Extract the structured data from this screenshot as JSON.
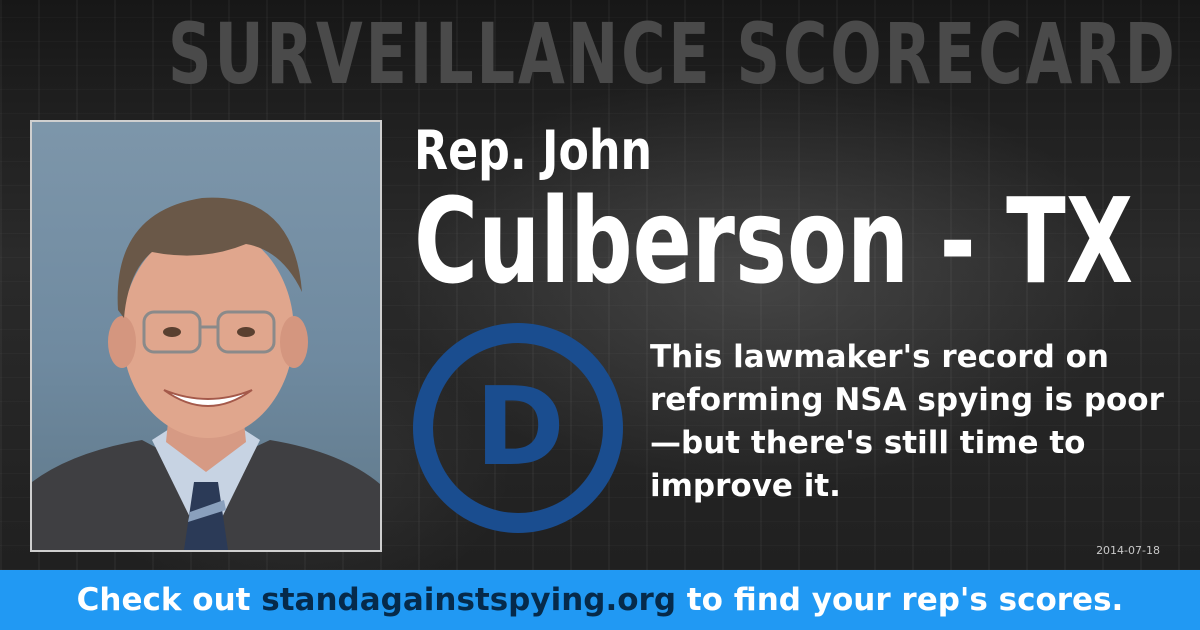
{
  "banner": {
    "text": "SURVEILLANCE SCORECARD"
  },
  "representative": {
    "title_line": "Rep. John",
    "name_line": "Culberson - TX",
    "photo_desc_icon": "portrait-photo"
  },
  "party": {
    "letter": "D",
    "color": "#1a4d8f"
  },
  "message": {
    "text": "This lawmaker's record on reforming NSA spying is poor—but there's still time to improve it."
  },
  "date": {
    "text": "2014-07-18"
  },
  "footer": {
    "prefix": "Check out ",
    "url": "standagainstspying.org",
    "suffix": " to find your rep's scores.",
    "background": "#2199f3",
    "url_color": "#062a4a"
  }
}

-=-=-=-=-

Exercise details: Filter the records, keeping only lines that contain "text", and show those lines.

Reply to the exercise:
    "text": "SURVEILLANCE SCORECARD"
    "text": "This lawmaker's record on reforming NSA spying is poor—but there's still time to improve it."
    "text": "2014-07-18"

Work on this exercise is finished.